▶ WHAT THIS TASK INVOLVES: Would you output the whole listing below, exactly as it reads?

[Dataset items]
>>>
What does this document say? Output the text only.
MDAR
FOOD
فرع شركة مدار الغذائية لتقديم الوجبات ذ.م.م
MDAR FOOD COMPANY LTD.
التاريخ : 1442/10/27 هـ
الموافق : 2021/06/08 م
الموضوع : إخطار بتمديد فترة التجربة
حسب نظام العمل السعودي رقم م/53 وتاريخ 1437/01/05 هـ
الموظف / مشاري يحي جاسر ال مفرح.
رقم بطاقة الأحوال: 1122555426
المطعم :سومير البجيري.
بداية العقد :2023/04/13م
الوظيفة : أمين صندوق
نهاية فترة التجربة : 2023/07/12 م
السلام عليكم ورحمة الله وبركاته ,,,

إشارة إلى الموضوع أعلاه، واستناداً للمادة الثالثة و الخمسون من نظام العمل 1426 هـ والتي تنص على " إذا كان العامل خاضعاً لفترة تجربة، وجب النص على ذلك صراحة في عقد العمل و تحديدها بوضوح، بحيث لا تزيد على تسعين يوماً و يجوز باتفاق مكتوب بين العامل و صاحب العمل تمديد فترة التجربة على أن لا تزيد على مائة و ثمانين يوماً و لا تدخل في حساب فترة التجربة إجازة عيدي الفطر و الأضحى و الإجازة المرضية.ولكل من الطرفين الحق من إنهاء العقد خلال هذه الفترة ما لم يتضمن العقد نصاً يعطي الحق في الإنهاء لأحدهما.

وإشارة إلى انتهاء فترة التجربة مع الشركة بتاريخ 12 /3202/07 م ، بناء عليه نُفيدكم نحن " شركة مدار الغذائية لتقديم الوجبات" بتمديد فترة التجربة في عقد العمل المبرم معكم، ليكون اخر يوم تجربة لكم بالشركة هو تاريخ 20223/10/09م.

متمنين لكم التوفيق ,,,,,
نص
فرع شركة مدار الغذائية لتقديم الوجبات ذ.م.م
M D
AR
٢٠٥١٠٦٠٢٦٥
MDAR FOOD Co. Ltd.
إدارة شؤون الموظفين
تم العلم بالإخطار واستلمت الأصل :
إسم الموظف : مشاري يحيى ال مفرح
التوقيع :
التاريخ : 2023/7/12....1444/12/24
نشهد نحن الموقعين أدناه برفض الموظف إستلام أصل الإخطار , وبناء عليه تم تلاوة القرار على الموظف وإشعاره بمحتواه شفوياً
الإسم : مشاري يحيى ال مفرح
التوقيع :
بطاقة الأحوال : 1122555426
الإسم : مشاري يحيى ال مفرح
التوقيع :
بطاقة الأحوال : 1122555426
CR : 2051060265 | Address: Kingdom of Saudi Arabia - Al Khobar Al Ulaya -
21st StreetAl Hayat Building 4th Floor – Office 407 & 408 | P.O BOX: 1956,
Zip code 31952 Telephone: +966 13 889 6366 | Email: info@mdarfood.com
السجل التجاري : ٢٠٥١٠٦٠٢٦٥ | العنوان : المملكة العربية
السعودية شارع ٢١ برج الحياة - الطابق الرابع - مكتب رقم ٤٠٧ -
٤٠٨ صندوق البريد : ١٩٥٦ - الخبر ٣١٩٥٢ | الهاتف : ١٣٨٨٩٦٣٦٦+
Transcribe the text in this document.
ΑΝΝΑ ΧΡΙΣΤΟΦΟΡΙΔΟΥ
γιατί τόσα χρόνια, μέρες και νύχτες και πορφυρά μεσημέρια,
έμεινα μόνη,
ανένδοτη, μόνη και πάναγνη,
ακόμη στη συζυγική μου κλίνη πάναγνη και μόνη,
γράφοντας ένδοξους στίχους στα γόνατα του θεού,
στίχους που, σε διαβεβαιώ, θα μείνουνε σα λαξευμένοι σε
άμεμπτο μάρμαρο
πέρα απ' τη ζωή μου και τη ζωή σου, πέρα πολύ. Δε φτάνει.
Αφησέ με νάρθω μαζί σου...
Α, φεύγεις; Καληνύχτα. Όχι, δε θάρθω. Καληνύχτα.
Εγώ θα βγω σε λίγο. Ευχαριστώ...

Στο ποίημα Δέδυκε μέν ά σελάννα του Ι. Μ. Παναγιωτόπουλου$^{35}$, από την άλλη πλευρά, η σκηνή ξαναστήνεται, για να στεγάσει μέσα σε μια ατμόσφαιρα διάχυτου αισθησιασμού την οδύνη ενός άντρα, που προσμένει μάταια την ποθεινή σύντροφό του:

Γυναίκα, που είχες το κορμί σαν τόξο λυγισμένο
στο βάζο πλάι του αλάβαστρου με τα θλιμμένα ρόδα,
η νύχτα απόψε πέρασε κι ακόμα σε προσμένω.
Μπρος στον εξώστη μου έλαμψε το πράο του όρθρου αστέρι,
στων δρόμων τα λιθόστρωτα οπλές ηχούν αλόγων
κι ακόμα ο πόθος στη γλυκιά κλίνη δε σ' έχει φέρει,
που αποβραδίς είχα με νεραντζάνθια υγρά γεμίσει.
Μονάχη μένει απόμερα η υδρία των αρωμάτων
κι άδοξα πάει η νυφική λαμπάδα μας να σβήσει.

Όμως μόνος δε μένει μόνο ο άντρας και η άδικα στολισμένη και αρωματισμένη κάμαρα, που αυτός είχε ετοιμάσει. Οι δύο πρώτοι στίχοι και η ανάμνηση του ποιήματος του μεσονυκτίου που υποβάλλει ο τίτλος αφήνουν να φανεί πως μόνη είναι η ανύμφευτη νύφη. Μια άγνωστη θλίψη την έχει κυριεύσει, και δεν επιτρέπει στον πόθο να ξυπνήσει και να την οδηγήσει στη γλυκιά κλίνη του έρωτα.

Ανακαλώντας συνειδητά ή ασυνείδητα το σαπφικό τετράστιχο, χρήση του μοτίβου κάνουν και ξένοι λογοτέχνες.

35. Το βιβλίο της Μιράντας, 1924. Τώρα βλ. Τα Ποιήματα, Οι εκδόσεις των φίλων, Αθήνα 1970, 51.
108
<<<
▶ COMPLETED EXERCISE:
What does this document say? Output the text only.
MDAR
FOOD
فرع شركة مدار الغذائية لتقديم الوجبات ذ.م.م
MDAR FOOD COMPANY LTD.
التاريخ : 1442/10/27 هـ
الموافق : 2021/06/08 م
الموضوع : إخطار بتمديد فترة التجربة
حسب نظام العمل السعودي رقم م/53 وتاريخ 1437/01/05 هـ
الموظف / مشاري يحي جاسر ال مفرح.
رقم بطاقة الأحوال: 1122555426
المطعم :سومير البجيري.
بداية العقد :2023/04/13م
الوظيفة : أمين صندوق
نهاية فترة التجربة : 2023/07/12 م
السلام عليكم ورحمة الله وبركاته ,,,

إشارة إلى الموضوع أعلاه، واستناداً للمادة الثالثة و الخمسون من نظام العمل 1426 هـ والتي تنص على " إذا كان العامل خاضعاً لفترة تجربة، وجب النص على ذلك صراحة في عقد العمل و تحديدها بوضوح، بحيث لا تزيد على تسعين يوماً و يجوز باتفاق مكتوب بين العامل و صاحب العمل تمديد فترة التجربة على أن لا تزيد على مائة و ثمانين يوماً و لا تدخل في حساب فترة التجربة إجازة عيدي الفطر و الأضحى و الإجازة المرضية.ولكل من الطرفين الحق من إنهاء العقد خلال هذه الفترة ما لم يتضمن العقد نصاً يعطي الحق في الإنهاء لأحدهما.

وإشارة إلى انتهاء فترة التجربة مع الشركة بتاريخ 12 /3202/07 م ، بناء عليه نُفيدكم نحن " شركة مدار الغذائية لتقديم الوجبات" بتمديد فترة التجربة في عقد العمل المبرم معكم، ليكون اخر يوم تجربة لكم بالشركة هو تاريخ 20223/10/09م.

متمنين لكم التوفيق ,,,,,
نص
فرع شركة مدار الغذائية لتقديم الوجبات ذ.م.م
M D
AR
٢٠٥١٠٦٠٢٦٥
MDAR FOOD Co. Ltd.
إدارة شؤون الموظفين
تم العلم بالإخطار واستلمت الأصل :
إسم الموظف : مشاري يحيى ال مفرح
التوقيع :
التاريخ : 2023/7/12....1444/12/24
نشهد نحن الموقعين أدناه برفض الموظف إستلام أصل الإخطار , وبناء عليه تم تلاوة القرار على الموظف وإشعاره بمحتواه شفوياً
الإسم : مشاري يحيى ال مفرح
التوقيع :
بطاقة الأحوال : 1122555426
الإسم : مشاري يحيى ال مفرح
التوقيع :
بطاقة الأحوال : 1122555426
CR : 2051060265 | Address: Kingdom of Saudi Arabia - Al Khobar Al Ulaya -
21st StreetAl Hayat Building 4th Floor – Office 407 & 408 | P.O BOX: 1956,
Zip code 31952 Telephone: +966 13 889 6366 | Email: info@mdarfood.com
السجل التجاري : ٢٠٥١٠٦٠٢٦٥ | العنوان : المملكة العربية
السعودية شارع ٢١ برج الحياة - الطابق الرابع - مكتب رقم ٤٠٧ -
٤٠٨ صندوق البريد : ١٩٥٦ - الخبر ٣١٩٥٢ | الهاتف : ١٣٨٨٩٦٣٦٦+
Transcribe the text in this document.
ΑΝΝΑ ΧΡΙΣΤΟΦΟΡΙΔΟΥ
γιατί τόσα χρόνια, μέρες και νύχτες και πορφυρά μεσημέρια,
έμεινα μόνη,
ανένδοτη, μόνη και πάναγνη,
ακόμη στη συζυγική μου κλίνη πάναγνη και μόνη,
γράφοντας ένδοξους στίχους στα γόνατα του θεού,
στίχους που, σε διαβεβαιώ, θα μείνουνε σα λαξευμένοι σε
άμεμπτο μάρμαρο
πέρα απ' τη ζωή μου και τη ζωή σου, πέρα πολύ. Δε φτάνει.
Αφησέ με νάρθω μαζί σου...
Α, φεύγεις; Καληνύχτα. Όχι, δε θάρθω. Καληνύχτα.
Εγώ θα βγω σε λίγο. Ευχαριστώ...

Στο ποίημα Δέδυκε μέν ά σελάννα του Ι. Μ. Παναγιωτόπουλου$^{35}$, από την άλλη πλευρά, η σκηνή ξαναστήνεται, για να στεγάσει μέσα σε μια ατμόσφαιρα διάχυτου αισθησιασμού την οδύνη ενός άντρα, που προσμένει μάταια την ποθεινή σύντροφό του:

Γυναίκα, που είχες το κορμί σαν τόξο λυγισμένο
στο βάζο πλάι του αλάβαστρου με τα θλιμμένα ρόδα,
η νύχτα απόψε πέρασε κι ακόμα σε προσμένω.
Μπρος στον εξώστη μου έλαμψε το πράο του όρθρου αστέρι,
στων δρόμων τα λιθόστρωτα οπλές ηχούν αλόγων
κι ακόμα ο πόθος στη γλυκιά κλίνη δε σ' έχει φέρει,
που αποβραδίς είχα με νεραντζάνθια υγρά γεμίσει.
Μονάχη μένει απόμερα η υδρία των αρωμάτων
κι άδοξα πάει η νυφική λαμπάδα μας να σβήσει.

Όμως μόνος δε μένει μόνο ο άντρας και η άδικα στολισμένη και αρωματισμένη κάμαρα, που αυτός είχε ετοιμάσει. Οι δύο πρώτοι στίχοι και η ανάμνηση του ποιήματος του μεσονυκτίου που υποβάλλει ο τίτλος αφήνουν να φανεί πως μόνη είναι η ανύμφευτη νύφη. Μια άγνωστη θλίψη την έχει κυριεύσει, και δεν επιτρέπει στον πόθο να ξυπνήσει και να την οδηγήσει στη γλυκιά κλίνη του έρωτα.

Ανακαλώντας συνειδητά ή ασυνείδητα το σαπφικό τετράστιχο, χρήση του μοτίβου κάνουν και ξένοι λογοτέχνες.

35. Το βιβλίο της Μιράντας, 1924. Τώρα βλ. Τα Ποιήματα, Οι εκδόσεις των φίλων, Αθήνα 1970, 51.
108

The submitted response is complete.